Objective. Exactly reproduce each record listed below.

[Data records]
# # # #

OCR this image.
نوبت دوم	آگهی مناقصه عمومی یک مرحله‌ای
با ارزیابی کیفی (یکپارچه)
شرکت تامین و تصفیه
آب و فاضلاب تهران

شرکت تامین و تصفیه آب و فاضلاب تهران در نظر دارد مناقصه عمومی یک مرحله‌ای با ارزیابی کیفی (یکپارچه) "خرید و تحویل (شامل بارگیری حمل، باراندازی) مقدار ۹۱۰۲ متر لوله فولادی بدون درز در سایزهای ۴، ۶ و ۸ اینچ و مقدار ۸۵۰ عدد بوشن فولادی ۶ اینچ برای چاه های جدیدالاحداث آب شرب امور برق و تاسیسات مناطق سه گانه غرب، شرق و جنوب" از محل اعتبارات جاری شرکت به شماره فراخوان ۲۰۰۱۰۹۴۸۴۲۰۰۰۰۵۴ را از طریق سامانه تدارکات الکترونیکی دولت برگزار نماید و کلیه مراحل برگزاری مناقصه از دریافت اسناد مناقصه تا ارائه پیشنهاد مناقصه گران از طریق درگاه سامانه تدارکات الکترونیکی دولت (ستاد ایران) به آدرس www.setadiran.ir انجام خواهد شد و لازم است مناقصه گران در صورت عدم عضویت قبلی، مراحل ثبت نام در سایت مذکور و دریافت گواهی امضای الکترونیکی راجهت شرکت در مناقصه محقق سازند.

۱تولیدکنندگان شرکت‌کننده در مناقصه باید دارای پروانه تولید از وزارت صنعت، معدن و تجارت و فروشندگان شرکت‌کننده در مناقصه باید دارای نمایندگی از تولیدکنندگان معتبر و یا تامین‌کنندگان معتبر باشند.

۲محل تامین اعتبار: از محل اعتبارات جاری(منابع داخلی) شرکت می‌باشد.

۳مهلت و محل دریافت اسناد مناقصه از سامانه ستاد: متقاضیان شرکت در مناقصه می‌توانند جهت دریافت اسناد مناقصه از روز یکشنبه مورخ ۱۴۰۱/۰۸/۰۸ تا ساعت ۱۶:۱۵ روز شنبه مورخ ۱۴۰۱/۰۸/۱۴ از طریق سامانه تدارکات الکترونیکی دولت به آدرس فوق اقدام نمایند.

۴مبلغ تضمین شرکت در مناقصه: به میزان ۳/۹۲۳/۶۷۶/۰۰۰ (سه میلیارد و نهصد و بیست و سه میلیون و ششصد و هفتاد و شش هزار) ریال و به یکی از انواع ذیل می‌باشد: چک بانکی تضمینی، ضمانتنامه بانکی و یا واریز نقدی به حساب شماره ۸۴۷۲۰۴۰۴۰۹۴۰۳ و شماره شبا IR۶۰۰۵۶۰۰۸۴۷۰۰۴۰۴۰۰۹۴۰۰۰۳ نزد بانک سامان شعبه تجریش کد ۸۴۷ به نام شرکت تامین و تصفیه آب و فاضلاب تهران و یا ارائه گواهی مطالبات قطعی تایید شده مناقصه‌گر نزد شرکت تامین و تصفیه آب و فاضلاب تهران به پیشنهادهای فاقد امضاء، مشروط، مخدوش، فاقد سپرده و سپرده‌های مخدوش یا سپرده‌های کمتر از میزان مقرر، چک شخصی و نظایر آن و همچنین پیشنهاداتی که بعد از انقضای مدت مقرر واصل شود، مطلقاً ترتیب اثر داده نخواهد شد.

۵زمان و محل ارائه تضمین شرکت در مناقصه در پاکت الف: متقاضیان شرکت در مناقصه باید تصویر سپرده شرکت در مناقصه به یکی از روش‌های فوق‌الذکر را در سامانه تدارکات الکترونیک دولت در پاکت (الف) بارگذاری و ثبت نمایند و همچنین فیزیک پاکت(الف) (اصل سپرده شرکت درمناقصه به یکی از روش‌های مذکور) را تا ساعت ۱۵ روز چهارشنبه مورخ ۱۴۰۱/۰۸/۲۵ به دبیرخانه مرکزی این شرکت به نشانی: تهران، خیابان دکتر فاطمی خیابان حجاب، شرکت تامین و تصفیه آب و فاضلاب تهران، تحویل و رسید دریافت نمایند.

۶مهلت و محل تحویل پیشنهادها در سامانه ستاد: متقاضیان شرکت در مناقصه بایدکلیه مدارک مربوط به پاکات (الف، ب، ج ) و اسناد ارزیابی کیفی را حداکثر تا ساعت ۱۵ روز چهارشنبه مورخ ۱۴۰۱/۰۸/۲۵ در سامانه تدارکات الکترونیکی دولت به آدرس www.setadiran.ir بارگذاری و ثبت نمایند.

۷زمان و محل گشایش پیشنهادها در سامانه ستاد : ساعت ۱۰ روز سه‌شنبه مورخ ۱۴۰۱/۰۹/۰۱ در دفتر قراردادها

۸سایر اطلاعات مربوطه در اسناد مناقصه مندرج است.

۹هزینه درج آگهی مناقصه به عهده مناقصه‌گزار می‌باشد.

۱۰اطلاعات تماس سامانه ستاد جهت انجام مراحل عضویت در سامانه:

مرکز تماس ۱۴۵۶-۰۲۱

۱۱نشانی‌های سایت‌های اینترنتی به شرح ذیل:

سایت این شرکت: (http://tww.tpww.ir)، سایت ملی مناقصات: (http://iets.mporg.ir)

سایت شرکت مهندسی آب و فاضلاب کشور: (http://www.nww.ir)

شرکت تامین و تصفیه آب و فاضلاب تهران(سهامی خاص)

# # # #

Output of the exercise.
OCR this image.
نوبت دوم	آگهی مناقصه عمومی یک مرحله‌ای
با ارزیابی کیفی (یکپارچه)
شرکت تامین و تصفیه
آب و فاضلاب تهران

شرکت تامین و تصفیه آب و فاضلاب تهران در نظر دارد مناقصه عمومی یک مرحله‌ای با ارزیابی کیفی (یکپارچه) "خرید و تحویل (شامل بارگیری حمل، باراندازی) مقدار ۹۱۰۲ متر لوله فولادی بدون درز در سایزهای ۴، ۶ و ۸ اینچ و مقدار ۸۵۰ عدد بوشن فولادی ۶ اینچ برای چاه های جدیدالاحداث آب شرب امور برق و تاسیسات مناطق سه گانه غرب، شرق و جنوب" از محل اعتبارات جاری شرکت به شماره فراخوان ۲۰۰۱۰۹۴۸۴۲۰۰۰۰۵۴ را از طریق سامانه تدارکات الکترونیکی دولت برگزار نماید و کلیه مراحل برگزاری مناقصه از دریافت اسناد مناقصه تا ارائه پیشنهاد مناقصه گران از طریق درگاه سامانه تدارکات الکترونیکی دولت (ستاد ایران) به آدرس www.setadiran.ir انجام خواهد شد و لازم است مناقصه گران در صورت عدم عضویت قبلی، مراحل ثبت نام در سایت مذکور و دریافت گواهی امضای الکترونیکی راجهت شرکت در مناقصه محقق سازند.

۱تولیدکنندگان شرکت‌کننده در مناقصه باید دارای پروانه تولید از وزارت صنعت، معدن و تجارت و فروشندگان شرکت‌کننده در مناقصه باید دارای نمایندگی از تولیدکنندگان معتبر و یا تامین‌کنندگان معتبر باشند.

۲محل تامین اعتبار: از محل اعتبارات جاری(منابع داخلی) شرکت می‌باشد.

۳مهلت و محل دریافت اسناد مناقصه از سامانه ستاد: متقاضیان شرکت در مناقصه می‌توانند جهت دریافت اسناد مناقصه از روز یکشنبه مورخ ۱۴۰۱/۰۸/۰۸ تا ساعت ۱۶:۱۵ روز شنبه مورخ ۱۴۰۱/۰۸/۱۴ از طریق سامانه تدارکات الکترونیکی دولت به آدرس فوق اقدام نمایند.

۴مبلغ تضمین شرکت در مناقصه: به میزان ۳/۹۲۳/۶۷۶/۰۰۰ (سه میلیارد و نهصد و بیست و سه میلیون و ششصد و هفتاد و شش هزار) ریال و به یکی از انواع ذیل می‌باشد: چک بانکی تضمینی، ضمانتنامه بانکی و یا واریز نقدی به حساب شماره ۸۴۷۲۰۴۰۴۰۹۴۰۳ و شماره شبا IR۶۰۰۵۶۰۰۸۴۷۰۰۴۰۴۰۰۹۴۰۰۰۳ نزد بانک سامان شعبه تجریش کد ۸۴۷ به نام شرکت تامین و تصفیه آب و فاضلاب تهران و یا ارائه گواهی مطالبات قطعی تایید شده مناقصه‌گر نزد شرکت تامین و تصفیه آب و فاضلاب تهران به پیشنهادهای فاقد امضاء، مشروط، مخدوش، فاقد سپرده و سپرده‌های مخدوش یا سپرده‌های کمتر از میزان مقرر، چک شخصی و نظایر آن و همچنین پیشنهاداتی که بعد از انقضای مدت مقرر واصل شود، مطلقاً ترتیب اثر داده نخواهد شد.

۵زمان و محل ارائه تضمین شرکت در مناقصه در پاکت الف: متقاضیان شرکت در مناقصه باید تصویر سپرده شرکت در مناقصه به یکی از روش‌های فوق‌الذکر را در سامانه تدارکات الکترونیک دولت در پاکت (الف) بارگذاری و ثبت نمایند و همچنین فیزیک پاکت(الف) (اصل سپرده شرکت درمناقصه به یکی از روش‌های مذکور) را تا ساعت ۱۵ روز چهارشنبه مورخ ۱۴۰۱/۰۸/۲۵ به دبیرخانه مرکزی این شرکت به نشانی: تهران، خیابان دکتر فاطمی خیابان حجاب، شرکت تامین و تصفیه آب و فاضلاب تهران، تحویل و رسید دریافت نمایند.

۶مهلت و محل تحویل پیشنهادها در سامانه ستاد: متقاضیان شرکت در مناقصه بایدکلیه مدارک مربوط به پاکات (الف، ب، ج ) و اسناد ارزیابی کیفی را حداکثر تا ساعت ۱۵ روز چهارشنبه مورخ ۱۴۰۱/۰۸/۲۵ در سامانه تدارکات الکترونیکی دولت به آدرس www.setadiran.ir بارگذاری و ثبت نمایند.

۷زمان و محل گشایش پیشنهادها در سامانه ستاد : ساعت ۱۰ روز سه‌شنبه مورخ ۱۴۰۱/۰۹/۰۱ در دفتر قراردادها

۸سایر اطلاعات مربوطه در اسناد مناقصه مندرج است.

۹هزینه درج آگهی مناقصه به عهده مناقصه‌گزار می‌باشد.

۱۰اطلاعات تماس سامانه ستاد جهت انجام مراحل عضویت در سامانه:

مرکز تماس ۱۴۵۶-۰۲۱

۱۱نشانی‌های سایت‌های اینترنتی به شرح ذیل:

سایت این شرکت: (http://tww.tpww.ir)، سایت ملی مناقصات: (http://iets.mporg.ir)

سایت شرکت مهندسی آب و فاضلاب کشور: (http://www.nww.ir)

شرکت تامین و تصفیه آب و فاضلاب تهران(سهامی خاص)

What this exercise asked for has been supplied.